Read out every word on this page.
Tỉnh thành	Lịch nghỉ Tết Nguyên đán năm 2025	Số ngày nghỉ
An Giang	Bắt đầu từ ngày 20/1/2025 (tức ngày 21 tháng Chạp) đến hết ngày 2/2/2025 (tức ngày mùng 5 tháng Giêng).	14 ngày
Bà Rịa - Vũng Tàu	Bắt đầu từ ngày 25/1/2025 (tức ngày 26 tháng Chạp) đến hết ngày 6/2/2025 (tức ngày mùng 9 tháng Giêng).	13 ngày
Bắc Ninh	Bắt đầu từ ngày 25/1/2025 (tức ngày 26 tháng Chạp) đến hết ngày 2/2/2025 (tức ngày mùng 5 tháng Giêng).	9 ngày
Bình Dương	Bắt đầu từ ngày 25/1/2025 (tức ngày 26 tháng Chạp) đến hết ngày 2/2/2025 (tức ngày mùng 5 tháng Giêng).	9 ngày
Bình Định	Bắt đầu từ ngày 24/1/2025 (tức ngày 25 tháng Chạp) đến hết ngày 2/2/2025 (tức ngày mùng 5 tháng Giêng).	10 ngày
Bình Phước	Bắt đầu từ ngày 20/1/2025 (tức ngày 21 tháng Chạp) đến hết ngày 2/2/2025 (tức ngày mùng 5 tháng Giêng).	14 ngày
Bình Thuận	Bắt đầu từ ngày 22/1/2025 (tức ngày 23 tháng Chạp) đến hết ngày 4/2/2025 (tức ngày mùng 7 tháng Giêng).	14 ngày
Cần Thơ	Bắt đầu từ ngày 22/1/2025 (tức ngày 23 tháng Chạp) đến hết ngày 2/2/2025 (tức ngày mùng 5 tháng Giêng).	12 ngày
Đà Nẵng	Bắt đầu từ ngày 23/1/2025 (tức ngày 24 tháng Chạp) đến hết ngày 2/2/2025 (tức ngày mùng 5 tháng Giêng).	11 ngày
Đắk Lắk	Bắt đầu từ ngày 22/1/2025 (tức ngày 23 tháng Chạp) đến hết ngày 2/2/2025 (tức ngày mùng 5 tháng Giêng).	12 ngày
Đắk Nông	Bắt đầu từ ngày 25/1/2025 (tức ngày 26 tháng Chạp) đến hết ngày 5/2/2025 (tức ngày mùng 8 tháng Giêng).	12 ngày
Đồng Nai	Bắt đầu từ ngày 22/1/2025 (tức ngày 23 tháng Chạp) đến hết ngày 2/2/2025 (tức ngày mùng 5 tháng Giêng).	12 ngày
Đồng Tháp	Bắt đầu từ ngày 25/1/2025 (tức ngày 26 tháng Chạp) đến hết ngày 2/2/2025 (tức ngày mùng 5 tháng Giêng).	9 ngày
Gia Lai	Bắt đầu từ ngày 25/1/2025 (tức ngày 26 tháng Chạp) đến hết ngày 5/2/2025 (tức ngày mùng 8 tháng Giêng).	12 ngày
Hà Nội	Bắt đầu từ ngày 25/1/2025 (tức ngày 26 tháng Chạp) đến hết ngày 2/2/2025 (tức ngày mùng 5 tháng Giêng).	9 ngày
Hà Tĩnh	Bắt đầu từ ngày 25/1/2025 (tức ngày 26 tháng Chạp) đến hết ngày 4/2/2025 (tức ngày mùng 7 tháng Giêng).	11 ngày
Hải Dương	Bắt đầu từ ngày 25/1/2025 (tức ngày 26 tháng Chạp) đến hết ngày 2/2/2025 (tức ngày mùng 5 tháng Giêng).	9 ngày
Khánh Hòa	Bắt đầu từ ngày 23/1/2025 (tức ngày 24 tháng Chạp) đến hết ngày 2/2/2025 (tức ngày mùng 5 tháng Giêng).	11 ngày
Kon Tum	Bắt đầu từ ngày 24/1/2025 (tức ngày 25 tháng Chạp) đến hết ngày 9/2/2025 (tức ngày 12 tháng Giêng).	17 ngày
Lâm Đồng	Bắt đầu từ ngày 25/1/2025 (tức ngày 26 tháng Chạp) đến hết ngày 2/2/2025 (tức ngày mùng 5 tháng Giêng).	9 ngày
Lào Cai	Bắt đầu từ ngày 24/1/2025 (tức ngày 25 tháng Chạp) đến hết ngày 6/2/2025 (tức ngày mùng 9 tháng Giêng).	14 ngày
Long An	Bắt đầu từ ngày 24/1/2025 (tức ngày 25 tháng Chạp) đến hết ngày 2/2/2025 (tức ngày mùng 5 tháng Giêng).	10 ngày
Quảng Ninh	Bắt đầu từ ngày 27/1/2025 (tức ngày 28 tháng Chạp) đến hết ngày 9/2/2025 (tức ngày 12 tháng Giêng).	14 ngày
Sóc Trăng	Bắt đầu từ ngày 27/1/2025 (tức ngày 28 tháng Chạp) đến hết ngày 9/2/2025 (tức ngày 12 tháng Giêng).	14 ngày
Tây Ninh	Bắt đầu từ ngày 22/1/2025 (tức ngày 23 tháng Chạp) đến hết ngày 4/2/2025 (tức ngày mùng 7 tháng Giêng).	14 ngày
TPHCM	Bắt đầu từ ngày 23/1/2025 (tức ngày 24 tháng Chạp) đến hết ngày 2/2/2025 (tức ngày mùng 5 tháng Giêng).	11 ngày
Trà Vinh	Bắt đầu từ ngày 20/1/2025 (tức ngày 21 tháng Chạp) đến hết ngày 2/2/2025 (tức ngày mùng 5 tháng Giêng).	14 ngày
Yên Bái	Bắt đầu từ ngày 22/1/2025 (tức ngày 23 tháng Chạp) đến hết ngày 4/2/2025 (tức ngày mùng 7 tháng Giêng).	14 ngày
- - -
**Prompt:** Print the records above in full, exactly.

**Solution to this exercise:**
Read out every word on this page.
Tỉnh thành	Lịch nghỉ Tết Nguyên đán năm 2025	Số ngày nghỉ
An Giang	Bắt đầu từ ngày 20/1/2025 (tức ngày 21 tháng Chạp) đến hết ngày 2/2/2025 (tức ngày mùng 5 tháng Giêng).	14 ngày
Bà Rịa - Vũng Tàu	Bắt đầu từ ngày 25/1/2025 (tức ngày 26 tháng Chạp) đến hết ngày 6/2/2025 (tức ngày mùng 9 tháng Giêng).	13 ngày
Bắc Ninh	Bắt đầu từ ngày 25/1/2025 (tức ngày 26 tháng Chạp) đến hết ngày 2/2/2025 (tức ngày mùng 5 tháng Giêng).	9 ngày
Bình Dương	Bắt đầu từ ngày 25/1/2025 (tức ngày 26 tháng Chạp) đến hết ngày 2/2/2025 (tức ngày mùng 5 tháng Giêng).	9 ngày
Bình Định	Bắt đầu từ ngày 24/1/2025 (tức ngày 25 tháng Chạp) đến hết ngày 2/2/2025 (tức ngày mùng 5 tháng Giêng).	10 ngày
Bình Phước	Bắt đầu từ ngày 20/1/2025 (tức ngày 21 tháng Chạp) đến hết ngày 2/2/2025 (tức ngày mùng 5 tháng Giêng).	14 ngày
Bình Thuận	Bắt đầu từ ngày 22/1/2025 (tức ngày 23 tháng Chạp) đến hết ngày 4/2/2025 (tức ngày mùng 7 tháng Giêng).	14 ngày
Cần Thơ	Bắt đầu từ ngày 22/1/2025 (tức ngày 23 tháng Chạp) đến hết ngày 2/2/2025 (tức ngày mùng 5 tháng Giêng).	12 ngày
Đà Nẵng	Bắt đầu từ ngày 23/1/2025 (tức ngày 24 tháng Chạp) đến hết ngày 2/2/2025 (tức ngày mùng 5 tháng Giêng).	11 ngày
Đắk Lắk	Bắt đầu từ ngày 22/1/2025 (tức ngày 23 tháng Chạp) đến hết ngày 2/2/2025 (tức ngày mùng 5 tháng Giêng).	12 ngày
Đắk Nông	Bắt đầu từ ngày 25/1/2025 (tức ngày 26 tháng Chạp) đến hết ngày 5/2/2025 (tức ngày mùng 8 tháng Giêng).	12 ngày
Đồng Nai	Bắt đầu từ ngày 22/1/2025 (tức ngày 23 tháng Chạp) đến hết ngày 2/2/2025 (tức ngày mùng 5 tháng Giêng).	12 ngày
Đồng Tháp	Bắt đầu từ ngày 25/1/2025 (tức ngày 26 tháng Chạp) đến hết ngày 2/2/2025 (tức ngày mùng 5 tháng Giêng).	9 ngày
Gia Lai	Bắt đầu từ ngày 25/1/2025 (tức ngày 26 tháng Chạp) đến hết ngày 5/2/2025 (tức ngày mùng 8 tháng Giêng).	12 ngày
Hà Nội	Bắt đầu từ ngày 25/1/2025 (tức ngày 26 tháng Chạp) đến hết ngày 2/2/2025 (tức ngày mùng 5 tháng Giêng).	9 ngày
Hà Tĩnh	Bắt đầu từ ngày 25/1/2025 (tức ngày 26 tháng Chạp) đến hết ngày 4/2/2025 (tức ngày mùng 7 tháng Giêng).	11 ngày
Hải Dương	Bắt đầu từ ngày 25/1/2025 (tức ngày 26 tháng Chạp) đến hết ngày 2/2/2025 (tức ngày mùng 5 tháng Giêng).	9 ngày
Khánh Hòa	Bắt đầu từ ngày 23/1/2025 (tức ngày 24 tháng Chạp) đến hết ngày 2/2/2025 (tức ngày mùng 5 tháng Giêng).	11 ngày
Kon Tum	Bắt đầu từ ngày 24/1/2025 (tức ngày 25 tháng Chạp) đến hết ngày 9/2/2025 (tức ngày 12 tháng Giêng).	17 ngày
Lâm Đồng	Bắt đầu từ ngày 25/1/2025 (tức ngày 26 tháng Chạp) đến hết ngày 2/2/2025 (tức ngày mùng 5 tháng Giêng).	9 ngày
Lào Cai	Bắt đầu từ ngày 24/1/2025 (tức ngày 25 tháng Chạp) đến hết ngày 6/2/2025 (tức ngày mùng 9 tháng Giêng).	14 ngày
Long An	Bắt đầu từ ngày 24/1/2025 (tức ngày 25 tháng Chạp) đến hết ngày 2/2/2025 (tức ngày mùng 5 tháng Giêng).	10 ngày
Quảng Ninh	Bắt đầu từ ngày 27/1/2025 (tức ngày 28 tháng Chạp) đến hết ngày 9/2/2025 (tức ngày 12 tháng Giêng).	14 ngày
Sóc Trăng	Bắt đầu từ ngày 27/1/2025 (tức ngày 28 tháng Chạp) đến hết ngày 9/2/2025 (tức ngày 12 tháng Giêng).	14 ngày
Tây Ninh	Bắt đầu từ ngày 22/1/2025 (tức ngày 23 tháng Chạp) đến hết ngày 4/2/2025 (tức ngày mùng 7 tháng Giêng).	14 ngày
TPHCM	Bắt đầu từ ngày 23/1/2025 (tức ngày 24 tháng Chạp) đến hết ngày 2/2/2025 (tức ngày mùng 5 tháng Giêng).	11 ngày
Trà Vinh	Bắt đầu từ ngày 20/1/2025 (tức ngày 21 tháng Chạp) đến hết ngày 2/2/2025 (tức ngày mùng 5 tháng Giêng).	14 ngày
Yên Bái	Bắt đầu từ ngày 22/1/2025 (tức ngày 23 tháng Chạp) đến hết ngày 4/2/2025 (tức ngày mùng 7 tháng Giêng).	14 ngày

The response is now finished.